- _What the task asks_
Copy the lines of the listing that begin at the line containing "Give bounding boxes for every" and stop after the line containing "- value-label: -3.9: [551, 221, 571, 232]", swapping every "legend-swatch" for "legend-marker" and leaving everything else unchanged.
---------------
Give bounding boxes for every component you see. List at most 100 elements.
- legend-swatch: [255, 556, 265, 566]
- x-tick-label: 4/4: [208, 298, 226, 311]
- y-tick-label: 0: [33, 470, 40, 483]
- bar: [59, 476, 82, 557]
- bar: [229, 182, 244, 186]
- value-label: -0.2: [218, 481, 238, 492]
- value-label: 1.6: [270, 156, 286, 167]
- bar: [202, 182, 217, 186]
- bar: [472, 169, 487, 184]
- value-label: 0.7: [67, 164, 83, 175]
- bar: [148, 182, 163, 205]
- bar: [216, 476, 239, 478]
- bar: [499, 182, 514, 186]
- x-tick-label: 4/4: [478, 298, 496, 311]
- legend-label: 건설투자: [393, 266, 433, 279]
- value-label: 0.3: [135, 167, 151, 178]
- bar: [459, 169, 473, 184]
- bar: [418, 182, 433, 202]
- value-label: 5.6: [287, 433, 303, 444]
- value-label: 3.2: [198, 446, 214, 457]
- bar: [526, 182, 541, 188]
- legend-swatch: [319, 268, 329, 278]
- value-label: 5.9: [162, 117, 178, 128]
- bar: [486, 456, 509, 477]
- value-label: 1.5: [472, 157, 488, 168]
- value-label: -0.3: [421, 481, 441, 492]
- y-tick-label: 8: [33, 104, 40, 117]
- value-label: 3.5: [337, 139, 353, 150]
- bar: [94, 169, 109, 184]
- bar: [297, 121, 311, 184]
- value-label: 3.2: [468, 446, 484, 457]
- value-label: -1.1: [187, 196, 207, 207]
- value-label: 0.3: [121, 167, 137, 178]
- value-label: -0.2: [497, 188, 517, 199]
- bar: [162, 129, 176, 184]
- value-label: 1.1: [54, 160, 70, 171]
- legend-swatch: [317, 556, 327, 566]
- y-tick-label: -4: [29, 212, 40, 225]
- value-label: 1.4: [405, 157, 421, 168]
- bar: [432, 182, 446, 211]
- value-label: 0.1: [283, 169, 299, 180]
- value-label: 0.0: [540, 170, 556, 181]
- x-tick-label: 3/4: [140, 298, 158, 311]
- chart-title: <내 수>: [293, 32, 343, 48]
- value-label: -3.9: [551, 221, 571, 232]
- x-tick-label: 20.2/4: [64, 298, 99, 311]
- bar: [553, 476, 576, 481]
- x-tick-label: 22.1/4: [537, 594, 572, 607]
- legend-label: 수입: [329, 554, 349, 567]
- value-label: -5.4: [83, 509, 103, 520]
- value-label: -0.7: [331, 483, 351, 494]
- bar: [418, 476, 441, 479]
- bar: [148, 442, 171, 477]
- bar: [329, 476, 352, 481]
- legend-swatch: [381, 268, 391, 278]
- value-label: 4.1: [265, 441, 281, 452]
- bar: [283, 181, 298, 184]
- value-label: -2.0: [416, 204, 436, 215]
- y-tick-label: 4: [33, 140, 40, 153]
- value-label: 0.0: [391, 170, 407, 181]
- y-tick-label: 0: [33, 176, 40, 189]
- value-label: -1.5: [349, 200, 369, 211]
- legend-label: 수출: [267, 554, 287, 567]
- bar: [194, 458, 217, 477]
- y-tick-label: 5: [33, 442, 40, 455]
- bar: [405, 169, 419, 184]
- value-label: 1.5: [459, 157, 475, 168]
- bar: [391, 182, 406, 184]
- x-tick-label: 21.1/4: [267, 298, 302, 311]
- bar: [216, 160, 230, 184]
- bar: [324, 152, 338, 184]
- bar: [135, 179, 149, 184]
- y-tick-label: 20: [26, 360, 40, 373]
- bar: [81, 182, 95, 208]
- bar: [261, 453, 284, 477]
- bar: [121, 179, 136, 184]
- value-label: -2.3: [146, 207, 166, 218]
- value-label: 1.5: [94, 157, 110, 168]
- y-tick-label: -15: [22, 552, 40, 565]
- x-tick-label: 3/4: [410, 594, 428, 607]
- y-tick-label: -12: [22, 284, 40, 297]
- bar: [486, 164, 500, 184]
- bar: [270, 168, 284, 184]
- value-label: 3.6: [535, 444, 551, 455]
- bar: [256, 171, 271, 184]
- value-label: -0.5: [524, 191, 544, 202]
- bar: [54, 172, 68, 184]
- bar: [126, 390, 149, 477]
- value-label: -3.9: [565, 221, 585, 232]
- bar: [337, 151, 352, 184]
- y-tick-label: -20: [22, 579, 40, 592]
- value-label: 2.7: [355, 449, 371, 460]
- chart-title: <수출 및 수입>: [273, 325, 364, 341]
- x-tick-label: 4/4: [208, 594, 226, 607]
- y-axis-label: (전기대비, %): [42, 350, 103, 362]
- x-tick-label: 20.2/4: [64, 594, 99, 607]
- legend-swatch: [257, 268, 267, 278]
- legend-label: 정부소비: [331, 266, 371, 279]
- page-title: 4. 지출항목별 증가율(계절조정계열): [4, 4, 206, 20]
---------------
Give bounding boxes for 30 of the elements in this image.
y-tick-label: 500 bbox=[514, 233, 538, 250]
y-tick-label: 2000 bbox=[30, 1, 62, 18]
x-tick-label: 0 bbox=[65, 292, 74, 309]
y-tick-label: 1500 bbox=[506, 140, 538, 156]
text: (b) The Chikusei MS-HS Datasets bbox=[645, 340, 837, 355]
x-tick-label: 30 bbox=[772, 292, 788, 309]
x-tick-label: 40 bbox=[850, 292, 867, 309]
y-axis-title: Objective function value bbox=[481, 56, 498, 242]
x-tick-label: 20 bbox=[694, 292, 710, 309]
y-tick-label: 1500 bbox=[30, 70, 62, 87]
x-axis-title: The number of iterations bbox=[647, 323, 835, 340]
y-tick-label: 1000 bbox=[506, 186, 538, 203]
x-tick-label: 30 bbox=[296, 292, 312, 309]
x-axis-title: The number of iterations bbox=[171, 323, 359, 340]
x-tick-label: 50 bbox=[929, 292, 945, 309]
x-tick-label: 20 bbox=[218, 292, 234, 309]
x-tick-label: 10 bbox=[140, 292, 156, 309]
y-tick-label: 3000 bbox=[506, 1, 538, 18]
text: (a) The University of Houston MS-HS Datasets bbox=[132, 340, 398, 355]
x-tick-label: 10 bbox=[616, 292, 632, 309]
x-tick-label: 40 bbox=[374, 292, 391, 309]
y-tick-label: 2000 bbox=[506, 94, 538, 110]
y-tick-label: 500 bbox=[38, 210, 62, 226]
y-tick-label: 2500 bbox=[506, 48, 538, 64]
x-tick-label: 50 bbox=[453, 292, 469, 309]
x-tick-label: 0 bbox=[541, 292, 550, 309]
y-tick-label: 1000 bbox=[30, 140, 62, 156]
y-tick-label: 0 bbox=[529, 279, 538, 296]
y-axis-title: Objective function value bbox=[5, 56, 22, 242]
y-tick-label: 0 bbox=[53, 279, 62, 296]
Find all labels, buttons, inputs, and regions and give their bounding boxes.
---------------
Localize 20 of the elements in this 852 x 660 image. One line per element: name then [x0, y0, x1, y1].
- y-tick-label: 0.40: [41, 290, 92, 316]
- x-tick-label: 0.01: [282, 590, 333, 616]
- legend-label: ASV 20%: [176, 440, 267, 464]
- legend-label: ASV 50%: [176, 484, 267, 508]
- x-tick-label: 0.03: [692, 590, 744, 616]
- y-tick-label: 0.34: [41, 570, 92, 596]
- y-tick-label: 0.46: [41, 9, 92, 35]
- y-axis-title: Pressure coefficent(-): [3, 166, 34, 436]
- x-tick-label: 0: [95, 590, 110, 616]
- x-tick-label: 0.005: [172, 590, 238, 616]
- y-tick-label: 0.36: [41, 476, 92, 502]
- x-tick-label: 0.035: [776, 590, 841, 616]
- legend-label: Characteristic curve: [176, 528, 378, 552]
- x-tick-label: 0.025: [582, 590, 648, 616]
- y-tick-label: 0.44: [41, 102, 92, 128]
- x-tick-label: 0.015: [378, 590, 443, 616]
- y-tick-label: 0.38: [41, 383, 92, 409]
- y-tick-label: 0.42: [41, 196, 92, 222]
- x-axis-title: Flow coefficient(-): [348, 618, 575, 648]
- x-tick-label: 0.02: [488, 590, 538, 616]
---------------
- _Exercise answer_
Give bounding boxes for every component you see. List at most 100 elements.
- legend-marker: [255, 556, 265, 566]
- x-tick-label: 4/4: [208, 298, 226, 311]
- y-tick-label: 0: [33, 470, 40, 483]
- bar: [59, 476, 82, 557]
- bar: [229, 182, 244, 186]
- value-label: -0.2: [218, 481, 238, 492]
- value-label: 1.6: [270, 156, 286, 167]
- bar: [202, 182, 217, 186]
- bar: [472, 169, 487, 184]
- value-label: 0.7: [67, 164, 83, 175]
- bar: [148, 182, 163, 205]
- bar: [216, 476, 239, 478]
- bar: [499, 182, 514, 186]
- x-tick-label: 4/4: [478, 298, 496, 311]
- legend-label: 건설투자: [393, 266, 433, 279]
- value-label: 0.3: [135, 167, 151, 178]
- bar: [459, 169, 473, 184]
- bar: [418, 182, 433, 202]
- value-label: 5.6: [287, 433, 303, 444]
- value-label: 3.2: [198, 446, 214, 457]
- bar: [526, 182, 541, 188]
- legend-marker: [319, 268, 329, 278]
- value-label: 5.9: [162, 117, 178, 128]
- bar: [486, 456, 509, 477]
- value-label: 1.5: [472, 157, 488, 168]
- value-label: -0.3: [421, 481, 441, 492]
- y-tick-label: 8: [33, 104, 40, 117]
- value-label: 3.5: [337, 139, 353, 150]
- bar: [94, 169, 109, 184]
- bar: [297, 121, 311, 184]
- value-label: 3.2: [468, 446, 484, 457]
- value-label: -1.1: [187, 196, 207, 207]
- value-label: 0.3: [121, 167, 137, 178]
- value-label: -0.2: [497, 188, 517, 199]
- bar: [162, 129, 176, 184]
- value-label: 1.1: [54, 160, 70, 171]
- legend-marker: [317, 556, 327, 566]
- y-tick-label: -4: [29, 212, 40, 225]
- value-label: 1.4: [405, 157, 421, 168]
- bar: [432, 182, 446, 211]
- value-label: 0.1: [283, 169, 299, 180]
- value-label: 0.0: [540, 170, 556, 181]
- x-tick-label: 3/4: [140, 298, 158, 311]
- chart-title: <내 수>: [293, 32, 343, 48]
- value-label: -3.9: [551, 221, 571, 232]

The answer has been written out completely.